#### EXERCISE TASK
Repeat each record below exactly, dropping the pictures.
· · · ·
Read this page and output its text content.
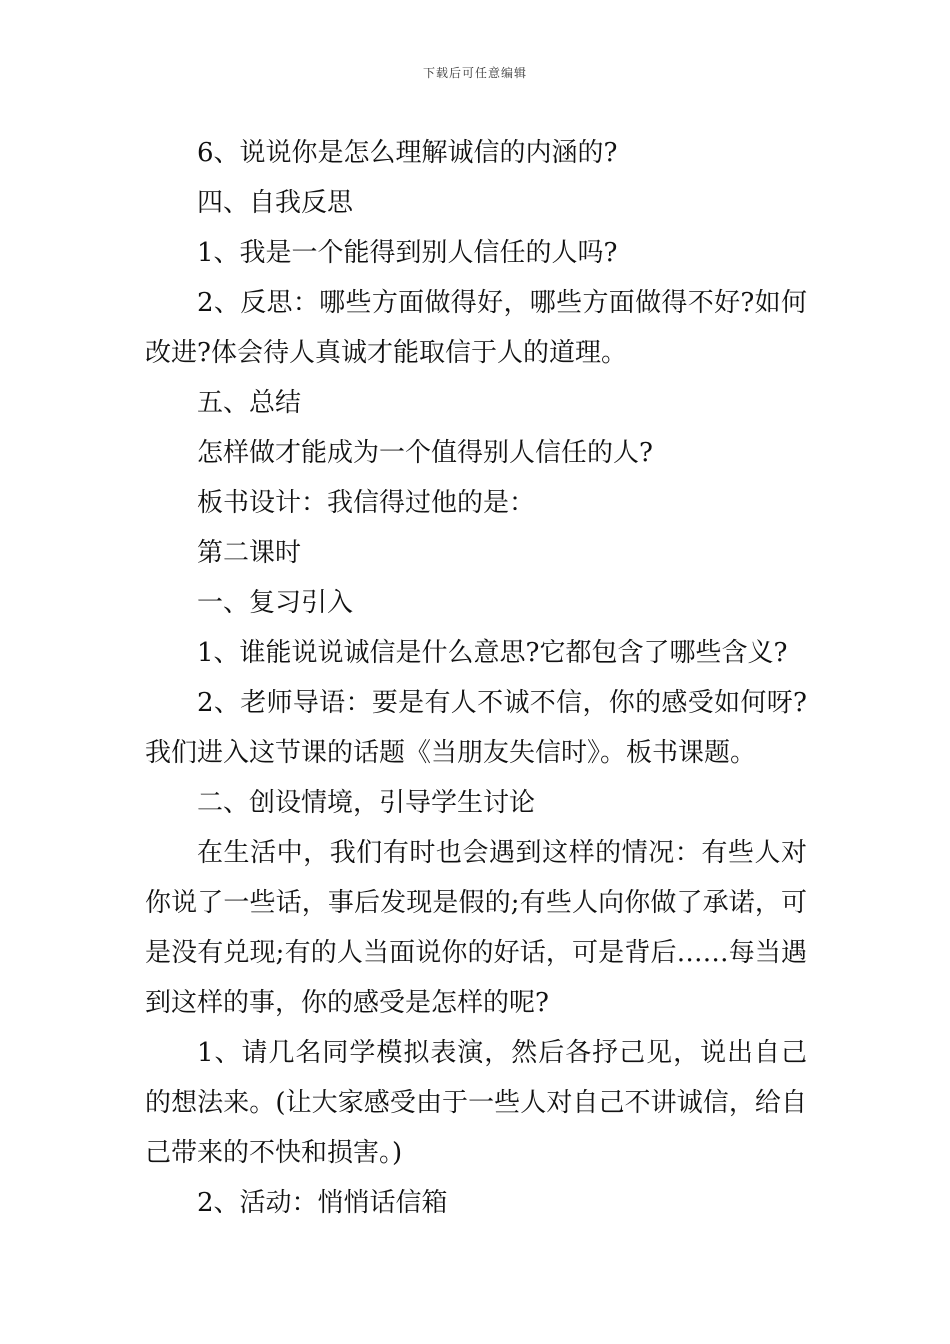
下载后可任意编辑

6、说说你是怎么理解诚信的内涵的?

四、自我反思

1、我是一个能得到别人信任的人吗?

2、反思：哪些方面做得好，哪些方面做得不好?如何改进?体会待人真诚才能取信于人的道理。

五、总结

怎样做才能成为一个值得别人信任的人?

板书设计：我信得过他的是：

第二课时

一、复习引入

1、谁能说说诚信是什么意思?它都包含了哪些含义?

2、老师导语：要是有人不诚不信，你的感受如何呀?我们进入这节课的话题《当朋友失信时》。板书课题。

二、创设情境，引导学生讨论

在生活中，我们有时也会遇到这样的情况：有些人对你说了一些话，事后发现是假的;有些人向你做了承诺，可是没有兑现;有的人当面说你的好话，可是背后……每当遇到这样的事，你的感受是怎样的呢?

1、请几名同学模拟表演，然后各抒己见，说出自己的想法来。(让大家感受由于一些人对自己不讲诚信，给自己带来的不快和损害。)

2、活动：悄悄话信箱
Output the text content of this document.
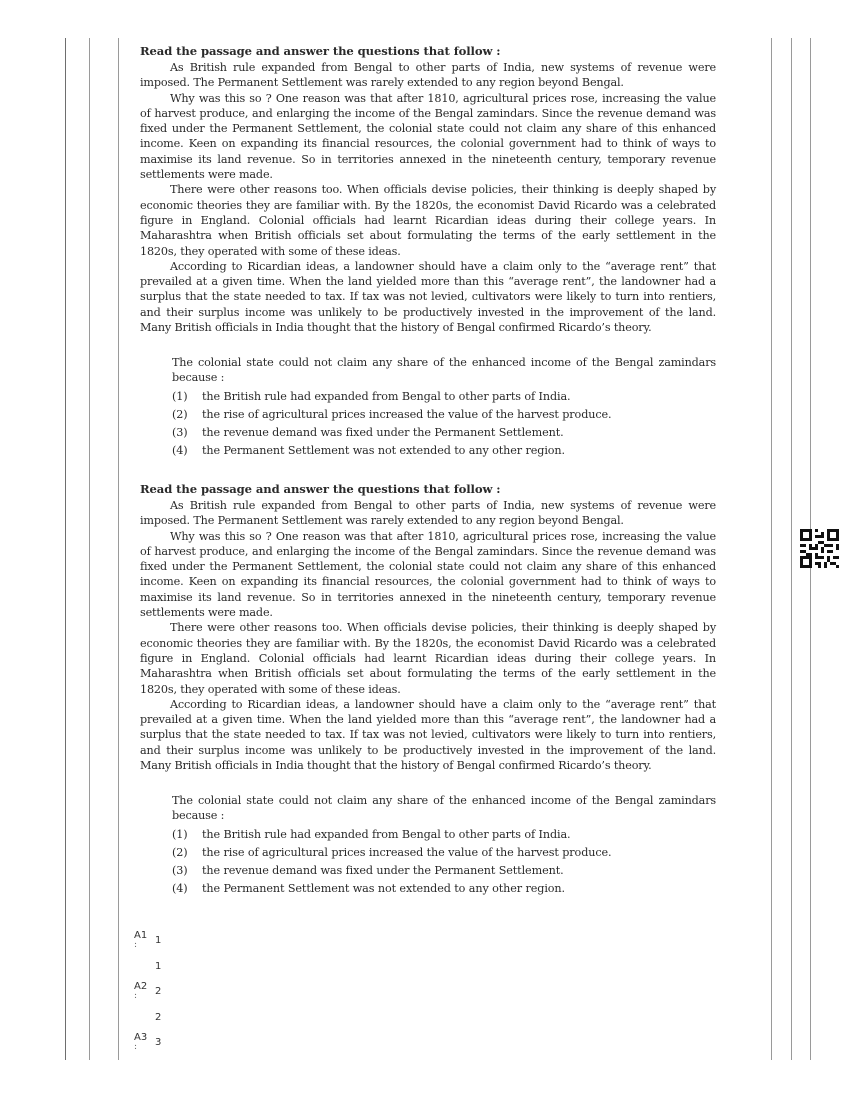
Read the passage and answer the questions that follow :

As British rule expanded from Bengal to other parts of India, new systems of revenue were imposed. The Permanent Settlement was rarely extended to any region beyond Bengal.

Why was this so ? One reason was that after 1810, agricultural prices rose, increasing the value of harvest produce, and enlarging the income of the Bengal zamindars. Since the revenue demand was fixed under the Permanent Settlement, the colonial state could not claim any share of this enhanced income. Keen on expanding its financial resources, the colonial government had to think of ways to maximise its land revenue. So in territories annexed in the nineteenth century, temporary revenue settlements were made.

There were other reasons too. When officials devise policies, their thinking is deeply shaped by economic theories they are familiar with. By the 1820s, the economist David Ricardo was a celebrated figure in England. Colonial officials had learnt Ricardian ideas during their college years. In Maharashtra when British officials set about formulating the terms of the early settlement in the 1820s, they operated with some of these ideas.

According to Ricardian ideas, a landowner should have a claim only to the “average rent” that prevailed at a given time. When the land yielded more than this “average rent”, the landowner had a surplus that the state needed to tax. If tax was not levied, cultivators were likely to turn into rentiers, and their surplus income was unlikely to be productively invested in the improvement of the land. Many British officials in India thought that the history of Bengal confirmed Ricardo’s theory.

The colonial state could not claim any share of the enhanced income of the Bengal zamindars because :

(1)	the British rule had expanded from Bengal to other parts of India.
(2)	the rise of agricultural prices increased the value of the harvest produce.
(3)	the revenue demand was fixed under the Permanent Settlement.
(4)	the Permanent Settlement was not extended to any other region.

Read the passage and answer the questions that follow :

As British rule expanded from Bengal to other parts of India, new systems of revenue were imposed. The Permanent Settlement was rarely extended to any region beyond Bengal.

Why was this so ? One reason was that after 1810, agricultural prices rose, increasing the value of harvest produce, and enlarging the income of the Bengal zamindars. Since the revenue demand was fixed under the Permanent Settlement, the colonial state could not claim any share of this enhanced income. Keen on expanding its financial resources, the colonial government had to think of ways to maximise its land revenue. So in territories annexed in the nineteenth century, temporary revenue settlements were made.

There were other reasons too. When officials devise policies, their thinking is deeply shaped by economic theories they are familiar with. By the 1820s, the economist David Ricardo was a celebrated figure in England. Colonial officials had learnt Ricardian ideas during their college years. In Maharashtra when British officials set about formulating the terms of the early settlement in the 1820s, they operated with some of these ideas.

According to Ricardian ideas, a landowner should have a claim only to the “average rent” that prevailed at a given time. When the land yielded more than this “average rent”, the landowner had a surplus that the state needed to tax. If tax was not levied, cultivators were likely to turn into rentiers, and their surplus income was unlikely to be productively invested in the improvement of the land. Many British officials in India thought that the history of Bengal confirmed Ricardo’s theory.

The colonial state could not claim any share of the enhanced income of the Bengal zamindars because :

(1)	the British rule had expanded from Bengal to other parts of India.
(2)	the rise of agricultural prices increased the value of the harvest produce.
(3)	the revenue demand was fixed under the Permanent Settlement.
(4)	the Permanent Settlement was not extended to any other region.
A1
: 1
1
A2
: 2
2
A3
: 3
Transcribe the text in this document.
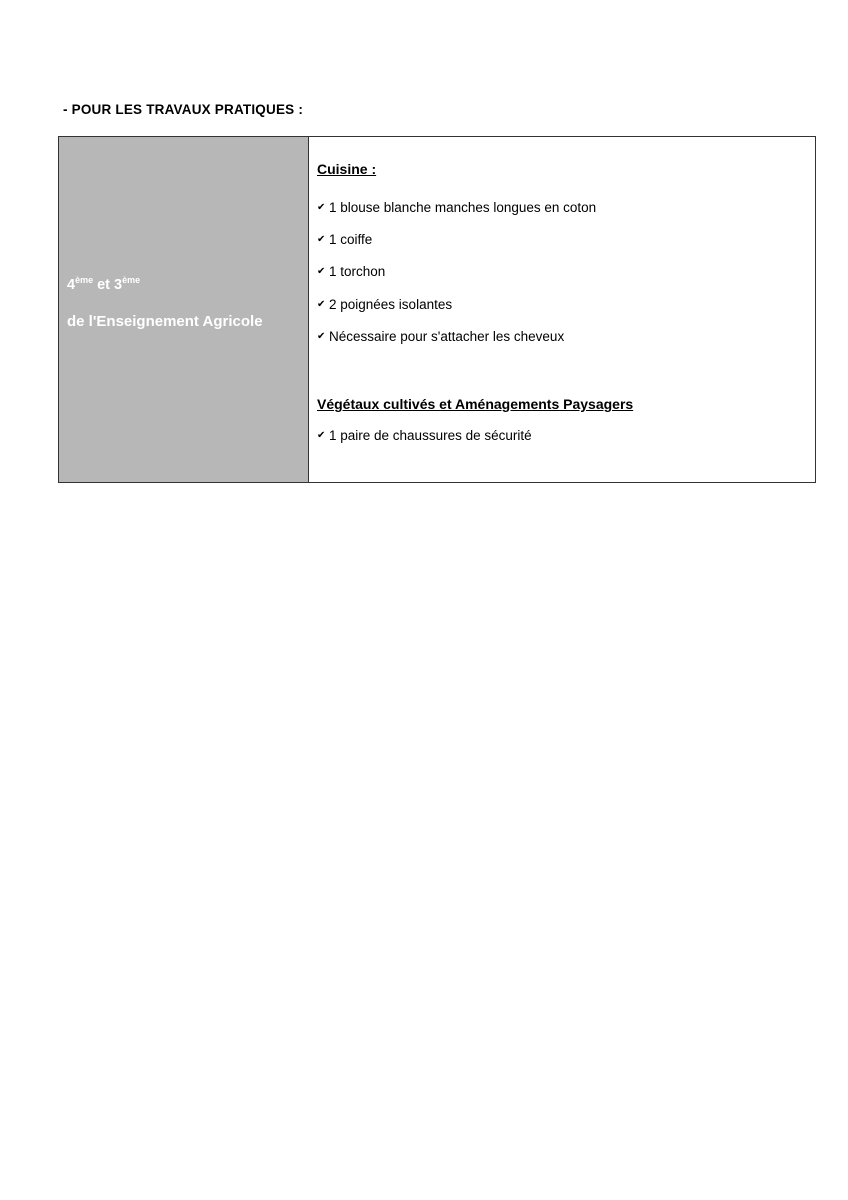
- POUR LES TRAVAUX PRATIQUES :
4ème et 3ème
de l'Enseignement Agricole
Cuisine :
✔ 1 blouse blanche manches longues en coton
✔ 1 coiffe
✔ 1 torchon
✔ 2 poignées isolantes
✔ Nécessaire pour s'attacher les cheveux
Végétaux cultivés et Aménagements Paysagers
✔ 1 paire de chaussures de sécurité
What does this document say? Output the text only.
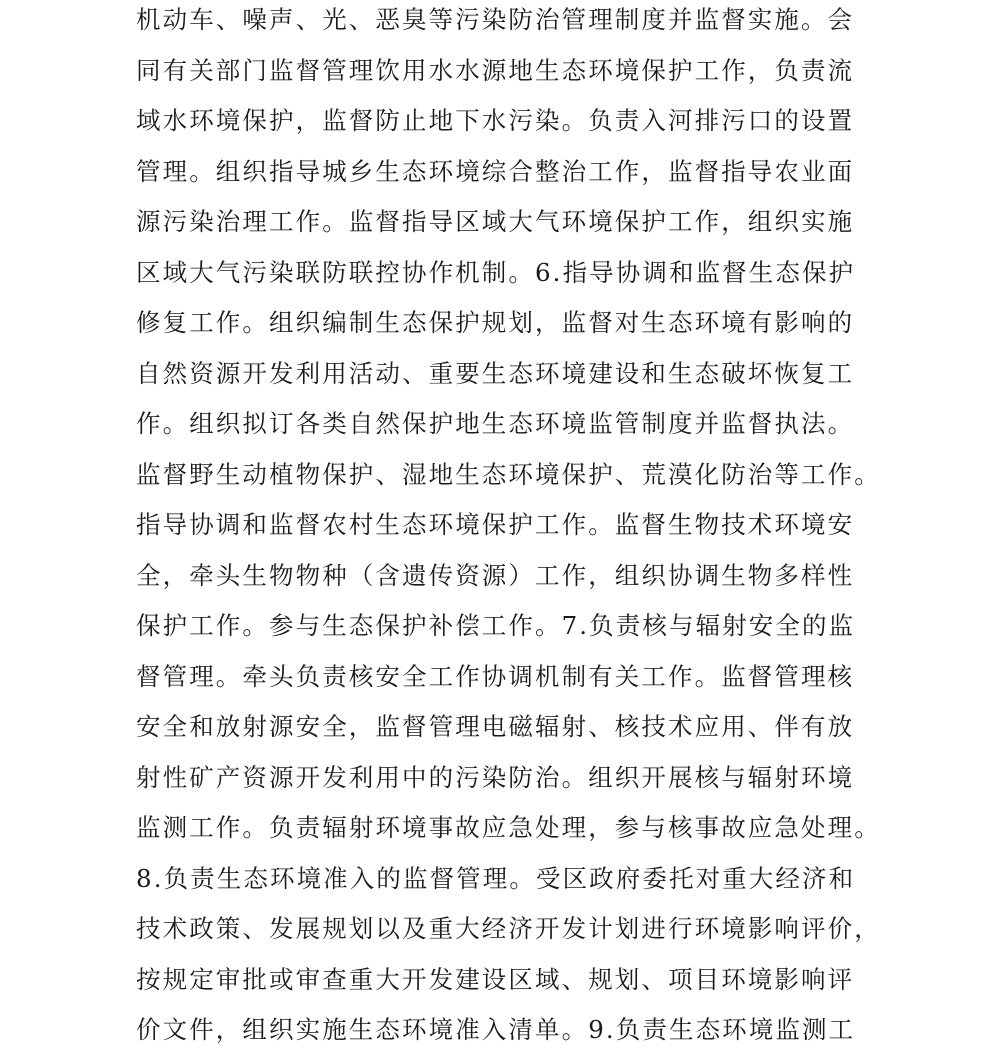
机动车、噪声、光、恶臭等污染防治管理制度并监督实施。会
同有关部门监督管理饮用水水源地生态环境保护工作，负责流
域水环境保护，监督防止地下水污染。负责入河排污口的设置
管理。组织指导城乡生态环境综合整治工作，监督指导农业面
源污染治理工作。监督指导区域大气环境保护工作，组织实施
区域大气污染联防联控协作机制。6.指导协调和监督生态保护
修复工作。组织编制生态保护规划，监督对生态环境有影响的
自然资源开发利用活动、重要生态环境建设和生态破坏恢复工
作。组织拟订各类自然保护地生态环境监管制度并监督执法。
监督野生动植物保护、湿地生态环境保护、荒漠化防治等工作。
指导协调和监督农村生态环境保护工作。监督生物技术环境安
全，牵头生物物种（含遗传资源）工作，组织协调生物多样性
保护工作。参与生态保护补偿工作。7.负责核与辐射安全的监
督管理。牵头负责核安全工作协调机制有关工作。监督管理核
安全和放射源安全，监督管理电磁辐射、核技术应用、伴有放
射性矿产资源开发利用中的污染防治。组织开展核与辐射环境
监测工作。负责辐射环境事故应急处理，参与核事故应急处理。
8.负责生态环境准入的监督管理。受区政府委托对重大经济和
技术政策、发展规划以及重大经济开发计划进行环境影响评价，
按规定审批或审查重大开发建设区域、规划、项目环境影响评
价文件，组织实施生态环境准入清单。9.负责生态环境监测工
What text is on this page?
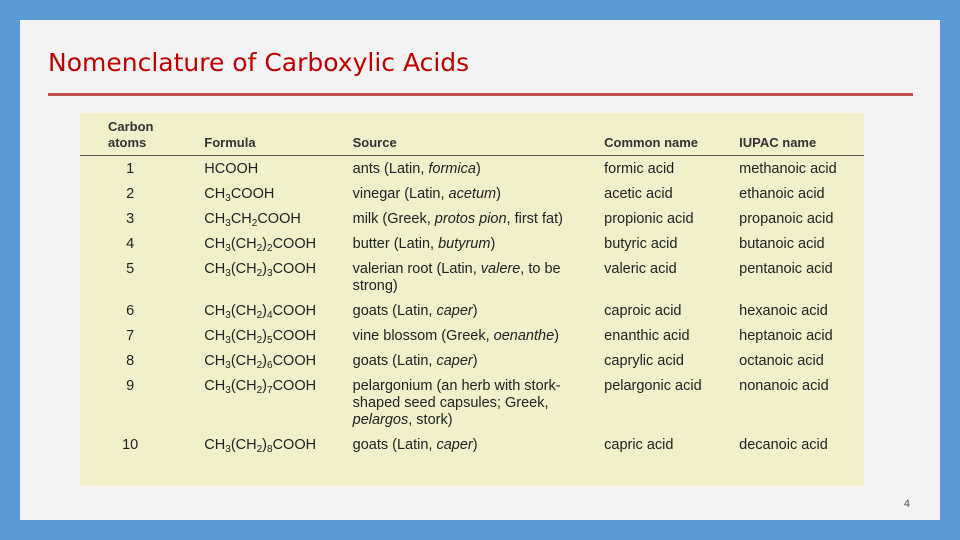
Nomenclature of Carboxylic Acids
Carbon
atoms	Formula	Source	Common name	IUPAC name
1	HCOOH	ants (Latin, formica)	formic acid	methanoic acid
2	$CH_3COOH$	vinegar (Latin, acetum)	acetic acid	ethanoic acid
3	$CH_3CH_2COOH$	milk (Greek, protos pion, first fat)	propionic acid	propanoic acid
4	$CH_3(CH_2)_2COOH$	butter (Latin, butyrum)	butyric acid	butanoic acid
5	$CH_3(CH_2)_3COOH$	valerian root (Latin, valere, to be strong)	valeric acid	pentanoic acid
6	$CH_3(CH_2)_4COOH$	goats (Latin, caper)	caproic acid	hexanoic acid
7	$CH_3(CH_2)_5COOH$	vine blossom (Greek, oenanthe)	enanthic acid	heptanoic acid
8	$CH_3(CH_2)_6COOH$	goats (Latin, caper)	caprylic acid	octanoic acid
9	$CH_3(CH_2)_7COOH$	pelargonium (an herb with stork-shaped seed capsules; Greek, pelargos, stork)	pelargonic acid	nonanoic acid
10	$CH_3(CH_2)_8COOH$	goats (Latin, caper)	capric acid	decanoic acid
4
· · · ·
#### RESULT
Read this page and output its text content.
下载后可任意编辑

6、说说你是怎么理解诚信的内涵的?

四、自我反思

1、我是一个能得到别人信任的人吗?

2、反思：哪些方面做得好，哪些方面做得不好?如何改进?体会待人真诚才能取信于人的道理。

五、总结

怎样做才能成为一个值得别人信任的人?

板书设计：我信得过他的是：

第二课时

一、复习引入

1、谁能说说诚信是什么意思?它都包含了哪些含义?

2、老师导语：要是有人不诚不信，你的感受如何呀?我们进入这节课的话题《当朋友失信时》。板书课题。

二、创设情境，引导学生讨论

在生活中，我们有时也会遇到这样的情况：有些人对你说了一些话，事后发现是假的;有些人向你做了承诺，可是没有兑现;有的人当面说你的好话，可是背后……每当遇到这样的事，你的感受是怎样的呢?

1、请几名同学模拟表演，然后各抒己见，说出自己的想法来。(让大家感受由于一些人对自己不讲诚信，给自己带来的不快和损害。)

2、活动：悄悄话信箱
Output the text content of this document.
Read the passage and answer the questions that follow :

As British rule expanded from Bengal to other parts of India, new systems of revenue were imposed. The Permanent Settlement was rarely extended to any region beyond Bengal.

Why was this so ? One reason was that after 1810, agricultural prices rose, increasing the value of harvest produce, and enlarging the income of the Bengal zamindars. Since the revenue demand was fixed under the Permanent Settlement, the colonial state could not claim any share of this enhanced income. Keen on expanding its financial resources, the colonial government had to think of ways to maximise its land revenue. So in territories annexed in the nineteenth century, temporary revenue settlements were made.

There were other reasons too. When officials devise policies, their thinking is deeply shaped by economic theories they are familiar with. By the 1820s, the economist David Ricardo was a celebrated figure in England. Colonial officials had learnt Ricardian ideas during their college years. In Maharashtra when British officials set about formulating the terms of the early settlement in the 1820s, they operated with some of these ideas.

According to Ricardian ideas, a landowner should have a claim only to the “average rent” that prevailed at a given time. When the land yielded more than this “average rent”, the landowner had a surplus that the state needed to tax. If tax was not levied, cultivators were likely to turn into rentiers, and their surplus income was unlikely to be productively invested in the improvement of the land. Many British officials in India thought that the history of Bengal confirmed Ricardo’s theory.

The colonial state could not claim any share of the enhanced income of the Bengal zamindars because :

(1)	the British rule had expanded from Bengal to other parts of India.
(2)	the rise of agricultural prices increased the value of the harvest produce.
(3)	the revenue demand was fixed under the Permanent Settlement.
(4)	the Permanent Settlement was not extended to any other region.

Read the passage and answer the questions that follow :

As British rule expanded from Bengal to other parts of India, new systems of revenue were imposed. The Permanent Settlement was rarely extended to any region beyond Bengal.

Why was this so ? One reason was that after 1810, agricultural prices rose, increasing the value of harvest produce, and enlarging the income of the Bengal zamindars. Since the revenue demand was fixed under the Permanent Settlement, the colonial state could not claim any share of this enhanced income. Keen on expanding its financial resources, the colonial government had to think of ways to maximise its land revenue. So in territories annexed in the nineteenth century, temporary revenue settlements were made.

There were other reasons too. When officials devise policies, their thinking is deeply shaped by economic theories they are familiar with. By the 1820s, the economist David Ricardo was a celebrated figure in England. Colonial officials had learnt Ricardian ideas during their college years. In Maharashtra when British officials set about formulating the terms of the early settlement in the 1820s, they operated with some of these ideas.

According to Ricardian ideas, a landowner should have a claim only to the “average rent” that prevailed at a given time. When the land yielded more than this “average rent”, the landowner had a surplus that the state needed to tax. If tax was not levied, cultivators were likely to turn into rentiers, and their surplus income was unlikely to be productively invested in the improvement of the land. Many British officials in India thought that the history of Bengal confirmed Ricardo’s theory.

The colonial state could not claim any share of the enhanced income of the Bengal zamindars because :

(1)	the British rule had expanded from Bengal to other parts of India.
(2)	the rise of agricultural prices increased the value of the harvest produce.
(3)	the revenue demand was fixed under the Permanent Settlement.
(4)	the Permanent Settlement was not extended to any other region.
A1
: 1
1
A2
: 2
2
A3
: 3
Transcribe the text in this document.
- POUR LES TRAVAUX PRATIQUES :
4ème et 3ème
de l'Enseignement Agricole
Cuisine :
✔ 1 blouse blanche manches longues en coton
✔ 1 coiffe
✔ 1 torchon
✔ 2 poignées isolantes
✔ Nécessaire pour s'attacher les cheveux
Végétaux cultivés et Aménagements Paysagers
✔ 1 paire de chaussures de sécurité
What does this document say? Output the text only.
机动车、噪声、光、恶臭等污染防治管理制度并监督实施。会
同有关部门监督管理饮用水水源地生态环境保护工作，负责流
域水环境保护，监督防止地下水污染。负责入河排污口的设置
管理。组织指导城乡生态环境综合整治工作，监督指导农业面
源污染治理工作。监督指导区域大气环境保护工作，组织实施
区域大气污染联防联控协作机制。6.指导协调和监督生态保护
修复工作。组织编制生态保护规划，监督对生态环境有影响的
自然资源开发利用活动、重要生态环境建设和生态破坏恢复工
作。组织拟订各类自然保护地生态环境监管制度并监督执法。
监督野生动植物保护、湿地生态环境保护、荒漠化防治等工作。
指导协调和监督农村生态环境保护工作。监督生物技术环境安
全，牵头生物物种（含遗传资源）工作，组织协调生物多样性
保护工作。参与生态保护补偿工作。7.负责核与辐射安全的监
督管理。牵头负责核安全工作协调机制有关工作。监督管理核
安全和放射源安全，监督管理电磁辐射、核技术应用、伴有放
射性矿产资源开发利用中的污染防治。组织开展核与辐射环境
监测工作。负责辐射环境事故应急处理，参与核事故应急处理。
8.负责生态环境准入的监督管理。受区政府委托对重大经济和
技术政策、发展规划以及重大经济开发计划进行环境影响评价，
按规定审批或审查重大开发建设区域、规划、项目环境影响评
价文件，组织实施生态环境准入清单。9.负责生态环境监测工
What text is on this page?
Nomenclature of Carboxylic Acids
Carbon
atoms	Formula	Source	Common name	IUPAC name
1	HCOOH	ants (Latin, formica)	formic acid	methanoic acid
2	$CH_3COOH$	vinegar (Latin, acetum)	acetic acid	ethanoic acid
3	$CH_3CH_2COOH$	milk (Greek, protos pion, first fat)	propionic acid	propanoic acid
4	$CH_3(CH_2)_2COOH$	butter (Latin, butyrum)	butyric acid	butanoic acid
5	$CH_3(CH_2)_3COOH$	valerian root (Latin, valere, to be strong)	valeric acid	pentanoic acid
6	$CH_3(CH_2)_4COOH$	goats (Latin, caper)	caproic acid	hexanoic acid
7	$CH_3(CH_2)_5COOH$	vine blossom (Greek, oenanthe)	enanthic acid	heptanoic acid
8	$CH_3(CH_2)_6COOH$	goats (Latin, caper)	caprylic acid	octanoic acid
9	$CH_3(CH_2)_7COOH$	pelargonium (an herb with stork-shaped seed capsules; Greek, pelargos, stork)	pelargonic acid	nonanoic acid
10	$CH_3(CH_2)_8COOH$	goats (Latin, caper)	capric acid	decanoic acid
4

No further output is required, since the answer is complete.